Job |
The records that follow should be retyped word for word.

....

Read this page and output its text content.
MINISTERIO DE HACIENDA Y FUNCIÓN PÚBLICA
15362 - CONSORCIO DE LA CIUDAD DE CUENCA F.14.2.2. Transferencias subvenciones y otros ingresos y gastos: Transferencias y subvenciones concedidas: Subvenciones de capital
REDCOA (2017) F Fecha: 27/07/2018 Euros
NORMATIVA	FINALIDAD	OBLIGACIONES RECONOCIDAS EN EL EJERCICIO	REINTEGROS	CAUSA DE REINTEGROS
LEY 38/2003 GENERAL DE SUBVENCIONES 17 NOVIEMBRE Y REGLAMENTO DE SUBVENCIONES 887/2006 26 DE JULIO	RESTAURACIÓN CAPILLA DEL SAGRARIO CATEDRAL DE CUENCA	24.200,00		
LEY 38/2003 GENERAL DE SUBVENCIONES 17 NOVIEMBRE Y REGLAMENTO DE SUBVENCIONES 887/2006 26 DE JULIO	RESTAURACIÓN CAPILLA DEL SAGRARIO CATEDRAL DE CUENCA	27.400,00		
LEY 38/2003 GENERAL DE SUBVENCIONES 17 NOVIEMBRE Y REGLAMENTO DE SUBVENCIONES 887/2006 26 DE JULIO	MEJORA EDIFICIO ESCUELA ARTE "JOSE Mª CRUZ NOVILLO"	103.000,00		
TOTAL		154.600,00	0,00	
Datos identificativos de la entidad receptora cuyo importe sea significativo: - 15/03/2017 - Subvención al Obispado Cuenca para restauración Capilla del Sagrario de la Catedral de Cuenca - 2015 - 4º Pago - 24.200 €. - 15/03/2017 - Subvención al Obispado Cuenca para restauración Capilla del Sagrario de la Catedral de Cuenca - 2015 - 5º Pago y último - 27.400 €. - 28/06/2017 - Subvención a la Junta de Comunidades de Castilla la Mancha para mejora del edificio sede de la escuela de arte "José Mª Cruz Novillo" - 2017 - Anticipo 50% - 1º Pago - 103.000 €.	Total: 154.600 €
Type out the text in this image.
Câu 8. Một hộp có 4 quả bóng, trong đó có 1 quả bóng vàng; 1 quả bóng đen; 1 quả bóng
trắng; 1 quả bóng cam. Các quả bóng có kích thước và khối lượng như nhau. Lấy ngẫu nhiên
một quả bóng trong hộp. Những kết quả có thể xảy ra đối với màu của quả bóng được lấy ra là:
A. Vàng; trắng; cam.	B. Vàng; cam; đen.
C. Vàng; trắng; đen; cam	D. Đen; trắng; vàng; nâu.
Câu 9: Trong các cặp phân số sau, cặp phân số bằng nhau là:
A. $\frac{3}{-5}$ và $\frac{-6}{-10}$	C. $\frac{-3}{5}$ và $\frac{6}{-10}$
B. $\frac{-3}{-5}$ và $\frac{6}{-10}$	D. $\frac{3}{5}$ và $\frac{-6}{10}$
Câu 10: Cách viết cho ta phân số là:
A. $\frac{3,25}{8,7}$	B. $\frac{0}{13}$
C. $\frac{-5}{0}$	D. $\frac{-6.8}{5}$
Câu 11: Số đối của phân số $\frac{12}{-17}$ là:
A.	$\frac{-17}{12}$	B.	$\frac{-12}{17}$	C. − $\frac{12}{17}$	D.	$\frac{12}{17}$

....

Task response |
Read this page and output its text content.
MINISTERIO DE HACIENDA Y FUNCIÓN PÚBLICA
15362 - CONSORCIO DE LA CIUDAD DE CUENCA F.14.2.2. Transferencias subvenciones y otros ingresos y gastos: Transferencias y subvenciones concedidas: Subvenciones de capital
REDCOA (2017) F Fecha: 27/07/2018 Euros
NORMATIVA	FINALIDAD	OBLIGACIONES RECONOCIDAS EN EL EJERCICIO	REINTEGROS	CAUSA DE REINTEGROS
LEY 38/2003 GENERAL DE SUBVENCIONES 17 NOVIEMBRE Y REGLAMENTO DE SUBVENCIONES 887/2006 26 DE JULIO	RESTAURACIÓN CAPILLA DEL SAGRARIO CATEDRAL DE CUENCA	24.200,00		
LEY 38/2003 GENERAL DE SUBVENCIONES 17 NOVIEMBRE Y REGLAMENTO DE SUBVENCIONES 887/2006 26 DE JULIO	RESTAURACIÓN CAPILLA DEL SAGRARIO CATEDRAL DE CUENCA	27.400,00		
LEY 38/2003 GENERAL DE SUBVENCIONES 17 NOVIEMBRE Y REGLAMENTO DE SUBVENCIONES 887/2006 26 DE JULIO	MEJORA EDIFICIO ESCUELA ARTE "JOSE Mª CRUZ NOVILLO"	103.000,00		
TOTAL		154.600,00	0,00	
Datos identificativos de la entidad receptora cuyo importe sea significativo: - 15/03/2017 - Subvención al Obispado Cuenca para restauración Capilla del Sagrario de la Catedral de Cuenca - 2015 - 4º Pago - 24.200 €. - 15/03/2017 - Subvención al Obispado Cuenca para restauración Capilla del Sagrario de la Catedral de Cuenca - 2015 - 5º Pago y último - 27.400 €. - 28/06/2017 - Subvención a la Junta de Comunidades de Castilla la Mancha para mejora del edificio sede de la escuela de arte "José Mª Cruz Novillo" - 2017 - Anticipo 50% - 1º Pago - 103.000 €.	Total: 154.600 €
Type out the text in this image.
Câu 8. Một hộp có 4 quả bóng, trong đó có 1 quả bóng vàng; 1 quả bóng đen; 1 quả bóng
trắng; 1 quả bóng cam. Các quả bóng có kích thước và khối lượng như nhau. Lấy ngẫu nhiên
một quả bóng trong hộp. Những kết quả có thể xảy ra đối với màu của quả bóng được lấy ra là:
A. Vàng; trắng; cam.	B. Vàng; cam; đen.
C. Vàng; trắng; đen; cam	D. Đen; trắng; vàng; nâu.
Câu 9: Trong các cặp phân số sau, cặp phân số bằng nhau là:
A. $\frac{3}{-5}$ và $\frac{-6}{-10}$	C. $\frac{-3}{5}$ và $\frac{6}{-10}$
B. $\frac{-3}{-5}$ và $\frac{6}{-10}$	D. $\frac{3}{5}$ và $\frac{-6}{10}$
Câu 10: Cách viết cho ta phân số là:
A. $\frac{3,25}{8,7}$	B. $\frac{0}{13}$
C. $\frac{-5}{0}$	D. $\frac{-6.8}{5}$
Câu 11: Số đối của phân số $\frac{12}{-17}$ là:
A.	$\frac{-17}{12}$	B.	$\frac{-12}{17}$	C. − $\frac{12}{17}$	D.	$\frac{12}{17}$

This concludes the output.